### DATA RECORDS
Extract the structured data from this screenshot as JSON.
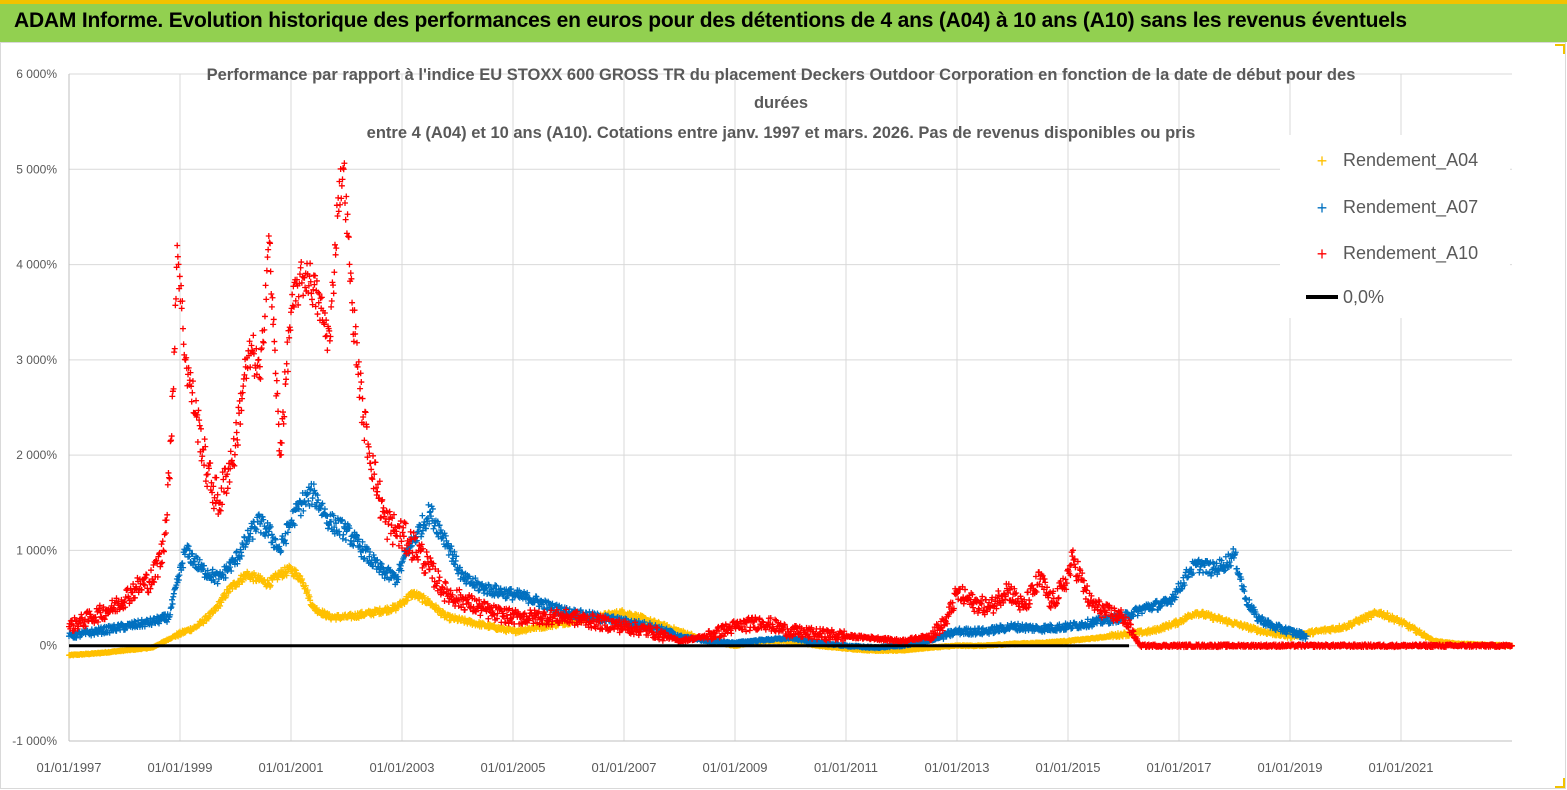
{
  "header": {
    "title": "ADAM Informe. Evolution historique des performances en euros pour des détentions de 4 ans (A04) à 10 ans (A10) sans les revenus éventuels"
  },
  "chart_data": {
    "type": "scatter",
    "title_lines": [
      "Performance par rapport à l'indice EU STOXX 600 GROSS TR  du placement Deckers Outdoor Corporation en fonction de la date de début pour des",
      "durées",
      "entre 4 (A04) et 10 ans (A10).  Cotations entre janv. 1997 et mars. 2026. Pas de revenus disponibles ou pris"
    ],
    "y_ticks": [
      "-1 000%",
      "0%",
      "1 000%",
      "2 000%",
      "3 000%",
      "4 000%",
      "5 000%",
      "6 000%"
    ],
    "x_ticks": [
      "01/01/1997",
      "01/01/1999",
      "01/01/2001",
      "01/01/2003",
      "01/01/2005",
      "01/01/2007",
      "01/01/2009",
      "01/01/2011",
      "01/01/2013",
      "01/01/2015",
      "01/01/2017",
      "01/01/2019",
      "01/01/2021"
    ],
    "ylim": [
      -1000,
      6000
    ],
    "xlim": [
      1997.0,
      2023.0
    ],
    "legend": [
      "Rendement_A04",
      "Rendement_A07",
      "Rendement_A10",
      "0,0%"
    ],
    "colors": {
      "A04": "#ffc000",
      "A07": "#0070c0",
      "A10": "#ff0000",
      "zero": "#000000"
    },
    "series": [
      {
        "name": "Rendement_A04",
        "x": [
          1997.0,
          1997.5,
          1998.0,
          1998.5,
          1998.9,
          1999.3,
          1999.6,
          1999.9,
          2000.2,
          2000.4,
          2000.6,
          2000.8,
          2001.0,
          2001.2,
          2001.4,
          2001.7,
          2002.0,
          2002.5,
          2002.9,
          2003.2,
          2003.5,
          2003.8,
          2004.2,
          2004.6,
          2005.0,
          2005.5,
          2006.0,
          2006.5,
          2007.0,
          2007.5,
          2008.0,
          2008.5,
          2009.0,
          2009.5,
          2010.0,
          2010.5,
          2011.0,
          2011.5,
          2012.0,
          2012.5,
          2013.0,
          2013.5,
          2014.0,
          2014.5,
          2015.0,
          2015.5,
          2016.0,
          2016.5,
          2017.0,
          2017.3,
          2017.6,
          2017.9,
          2018.2,
          2018.5,
          2019.0,
          2019.5,
          2020.0,
          2020.3,
          2020.6,
          2021.0,
          2021.3,
          2021.6,
          2022.0,
          2022.5,
          2023.0
        ],
        "y": [
          -100,
          -80,
          -50,
          -20,
          100,
          200,
          350,
          600,
          750,
          700,
          650,
          750,
          800,
          700,
          400,
          300,
          300,
          350,
          400,
          550,
          450,
          300,
          250,
          200,
          150,
          200,
          250,
          300,
          350,
          250,
          150,
          50,
          0,
          50,
          50,
          0,
          -30,
          -50,
          -50,
          -20,
          0,
          0,
          20,
          30,
          50,
          80,
          120,
          150,
          250,
          350,
          300,
          250,
          200,
          150,
          100,
          150,
          200,
          280,
          350,
          250,
          150,
          50,
          20,
          10,
          0
        ]
      },
      {
        "name": "Rendement_A07",
        "x": [
          1997.0,
          1997.5,
          1998.0,
          1998.5,
          1998.8,
          1999.1,
          1999.4,
          1999.7,
          2000.0,
          2000.2,
          2000.4,
          2000.6,
          2000.8,
          2001.0,
          2001.2,
          2001.4,
          2001.7,
          2002.0,
          2002.3,
          2002.6,
          2002.9,
          2003.1,
          2003.3,
          2003.5,
          2003.8,
          2004.1,
          2004.5,
          2004.9,
          2005.3,
          2005.7,
          2006.0,
          2006.5,
          2007.0,
          2007.5,
          2008.0,
          2008.5,
          2009.0,
          2009.5,
          2010.0,
          2010.5,
          2011.0,
          2011.5,
          2012.0,
          2012.5,
          2013.0,
          2013.5,
          2014.0,
          2014.5,
          2015.0,
          2015.5,
          2016.0,
          2016.4,
          2016.8,
          2017.0,
          2017.2,
          2017.4,
          2017.6,
          2017.8,
          2018.0,
          2018.2,
          2018.4,
          2018.7,
          2019.0,
          2019.3
        ],
        "y": [
          100,
          150,
          200,
          250,
          300,
          1000,
          800,
          700,
          900,
          1100,
          1300,
          1200,
          1000,
          1300,
          1500,
          1600,
          1300,
          1200,
          1000,
          800,
          700,
          1000,
          1200,
          1400,
          1100,
          700,
          600,
          550,
          500,
          400,
          350,
          300,
          250,
          200,
          100,
          50,
          30,
          60,
          80,
          30,
          0,
          -20,
          0,
          50,
          150,
          150,
          200,
          180,
          200,
          250,
          300,
          400,
          450,
          600,
          800,
          850,
          800,
          850,
          950,
          500,
          300,
          200,
          150,
          100
        ]
      },
      {
        "name": "Rendement_A10",
        "x": [
          1997.0,
          1997.4,
          1997.8,
          1998.2,
          1998.5,
          1998.7,
          1998.85,
          1998.95,
          1999.1,
          1999.3,
          1999.5,
          1999.7,
          1999.85,
          2000.0,
          2000.15,
          2000.3,
          2000.45,
          2000.6,
          2000.8,
          2001.0,
          2001.15,
          2001.3,
          2001.5,
          2001.7,
          2001.85,
          2001.95,
          2002.1,
          2002.3,
          2002.5,
          2002.7,
          2002.9,
          2003.1,
          2003.3,
          2003.5,
          2003.8,
          2004.2,
          2004.6,
          2005.0,
          2005.5,
          2006.0,
          2006.5,
          2007.0,
          2007.5,
          2008.0,
          2008.5,
          2009.0,
          2009.5,
          2010.0,
          2010.5,
          2011.0,
          2011.5,
          2012.0,
          2012.5,
          2012.8,
          2013.0,
          2013.3,
          2013.6,
          2013.9,
          2014.2,
          2014.5,
          2014.7,
          2014.9,
          2015.1,
          2015.4,
          2015.7,
          2016.0,
          2016.3,
          2016.6,
          2017.0,
          2018.0,
          2019.0,
          2020.0,
          2021.0,
          2022.0,
          2023.0
        ],
        "y": [
          200,
          300,
          400,
          600,
          700,
          1000,
          2200,
          4200,
          3000,
          2400,
          1800,
          1500,
          1800,
          2100,
          2800,
          3100,
          2800,
          4300,
          2000,
          3500,
          3800,
          3900,
          3600,
          3200,
          4700,
          5000,
          3600,
          2400,
          1800,
          1300,
          1200,
          1100,
          1000,
          800,
          550,
          450,
          350,
          300,
          300,
          300,
          250,
          200,
          150,
          50,
          100,
          200,
          250,
          150,
          120,
          100,
          80,
          50,
          100,
          250,
          550,
          450,
          400,
          600,
          400,
          700,
          450,
          600,
          900,
          450,
          350,
          300,
          0,
          0,
          0,
          0,
          0,
          0,
          0,
          0,
          0
        ]
      }
    ]
  }
}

### TASK DIRECTIONS
Repeat the records above verbatim, with no pictures in the result.

### TASK OUTPUT
Extract the structured data from this screenshot as JSON.
{
  "header": {
    "title": "ADAM Informe. Evolution historique des performances en euros pour des détentions de 4 ans (A04) à 10 ans (A10) sans les revenus éventuels"
  },
  "chart_data": {
    "type": "scatter",
    "title_lines": [
      "Performance par rapport à l'indice EU STOXX 600 GROSS TR  du placement Deckers Outdoor Corporation en fonction de la date de début pour des",
      "durées",
      "entre 4 (A04) et 10 ans (A10).  Cotations entre janv. 1997 et mars. 2026. Pas de revenus disponibles ou pris"
    ],
    "y_ticks": [
      "-1 000%",
      "0%",
      "1 000%",
      "2 000%",
      "3 000%",
      "4 000%",
      "5 000%",
      "6 000%"
    ],
    "x_ticks": [
      "01/01/1997",
      "01/01/1999",
      "01/01/2001",
      "01/01/2003",
      "01/01/2005",
      "01/01/2007",
      "01/01/2009",
      "01/01/2011",
      "01/01/2013",
      "01/01/2015",
      "01/01/2017",
      "01/01/2019",
      "01/01/2021"
    ],
    "ylim": [
      -1000,
      6000
    ],
    "xlim": [
      1997.0,
      2023.0
    ],
    "legend": [
      "Rendement_A04",
      "Rendement_A07",
      "Rendement_A10",
      "0,0%"
    ],
    "colors": {
      "A04": "#ffc000",
      "A07": "#0070c0",
      "A10": "#ff0000",
      "zero": "#000000"
    },
    "series": [
      {
        "name": "Rendement_A04",
        "x": [
          1997.0,
          1997.5,
          1998.0,
          1998.5,
          1998.9,
          1999.3,
          1999.6,
          1999.9,
          2000.2,
          2000.4,
          2000.6,
          2000.8,
          2001.0,
          2001.2,
          2001.4,
          2001.7,
          2002.0,
          2002.5,
          2002.9,
          2003.2,
          2003.5,
          2003.8,
          2004.2,
          2004.6,
          2005.0,
          2005.5,
          2006.0,
          2006.5,
          2007.0,
          2007.5,
          2008.0,
          2008.5,
          2009.0,
          2009.5,
          2010.0,
          2010.5,
          2011.0,
          2011.5,
          2012.0,
          2012.5,
          2013.0,
          2013.5,
          2014.0,
          2014.5,
          2015.0,
          2015.5,
          2016.0,
          2016.5,
          2017.0,
          2017.3,
          2017.6,
          2017.9,
          2018.2,
          2018.5,
          2019.0,
          2019.5,
          2020.0,
          2020.3,
          2020.6,
          2021.0,
          2021.3,
          2021.6,
          2022.0,
          2022.5,
          2023.0
        ],
        "y": [
          -100,
          -80,
          -50,
          -20,
          100,
          200,
          350,
          600,
          750,
          700,
          650,
          750,
          800,
          700,
          400,
          300,
          300,
          350,
          400,
          550,
          450,
          300,
          250,
          200,
          150,
          200,
          250,
          300,
          350,
          250,
          150,
          50,
          0,
          50,
          50,
          0,
          -30,
          -50,
          -50,
          -20,
          0,
          0,
          20,
          30,
          50,
          80,
          120,
          150,
          250,
          350,
          300,
          250,
          200,
          150,
          100,
          150,
          200,
          280,
          350,
          250,
          150,
          50,
          20,
          10,
          0
        ]
      },
      {
        "name": "Rendement_A07",
        "x": [
          1997.0,
          1997.5,
          1998.0,
          1998.5,
          1998.8,
          1999.1,
          1999.4,
          1999.7,
          2000.0,
          2000.2,
          2000.4,
          2000.6,
          2000.8,
          2001.0,
          2001.2,
          2001.4,
          2001.7,
          2002.0,
          2002.3,
          2002.6,
          2002.9,
          2003.1,
          2003.3,
          2003.5,
          2003.8,
          2004.1,
          2004.5,
          2004.9,
          2005.3,
          2005.7,
          2006.0,
          2006.5,
          2007.0,
          2007.5,
          2008.0,
          2008.5,
          2009.0,
          2009.5,
          2010.0,
          2010.5,
          2011.0,
          2011.5,
          2012.0,
          2012.5,
          2013.0,
          2013.5,
          2014.0,
          2014.5,
          2015.0,
          2015.5,
          2016.0,
          2016.4,
          2016.8,
          2017.0,
          2017.2,
          2017.4,
          2017.6,
          2017.8,
          2018.0,
          2018.2,
          2018.4,
          2018.7,
          2019.0,
          2019.3
        ],
        "y": [
          100,
          150,
          200,
          250,
          300,
          1000,
          800,
          700,
          900,
          1100,
          1300,
          1200,
          1000,
          1300,
          1500,
          1600,
          1300,
          1200,
          1000,
          800,
          700,
          1000,
          1200,
          1400,
          1100,
          700,
          600,
          550,
          500,
          400,
          350,
          300,
          250,
          200,
          100,
          50,
          30,
          60,
          80,
          30,
          0,
          -20,
          0,
          50,
          150,
          150,
          200,
          180,
          200,
          250,
          300,
          400,
          450,
          600,
          800,
          850,
          800,
          850,
          950,
          500,
          300,
          200,
          150,
          100
        ]
      },
      {
        "name": "Rendement_A10",
        "x": [
          1997.0,
          1997.4,
          1997.8,
          1998.2,
          1998.5,
          1998.7,
          1998.85,
          1998.95,
          1999.1,
          1999.3,
          1999.5,
          1999.7,
          1999.85,
          2000.0,
          2000.15,
          2000.3,
          2000.45,
          2000.6,
          2000.8,
          2001.0,
          2001.15,
          2001.3,
          2001.5,
          2001.7,
          2001.85,
          2001.95,
          2002.1,
          2002.3,
          2002.5,
          2002.7,
          2002.9,
          2003.1,
          2003.3,
          2003.5,
          2003.8,
          2004.2,
          2004.6,
          2005.0,
          2005.5,
          2006.0,
          2006.5,
          2007.0,
          2007.5,
          2008.0,
          2008.5,
          2009.0,
          2009.5,
          2010.0,
          2010.5,
          2011.0,
          2011.5,
          2012.0,
          2012.5,
          2012.8,
          2013.0,
          2013.3,
          2013.6,
          2013.9,
          2014.2,
          2014.5,
          2014.7,
          2014.9,
          2015.1,
          2015.4,
          2015.7,
          2016.0,
          2016.3,
          2016.6,
          2017.0,
          2018.0,
          2019.0,
          2020.0,
          2021.0,
          2022.0,
          2023.0
        ],
        "y": [
          200,
          300,
          400,
          600,
          700,
          1000,
          2200,
          4200,
          3000,
          2400,
          1800,
          1500,
          1800,
          2100,
          2800,
          3100,
          2800,
          4300,
          2000,
          3500,
          3800,
          3900,
          3600,
          3200,
          4700,
          5000,
          3600,
          2400,
          1800,
          1300,
          1200,
          1100,
          1000,
          800,
          550,
          450,
          350,
          300,
          300,
          300,
          250,
          200,
          150,
          50,
          100,
          200,
          250,
          150,
          120,
          100,
          80,
          50,
          100,
          250,
          550,
          450,
          400,
          600,
          400,
          700,
          450,
          600,
          900,
          450,
          350,
          300,
          0,
          0,
          0,
          0,
          0,
          0,
          0,
          0,
          0
        ]
      }
    ]
  }
}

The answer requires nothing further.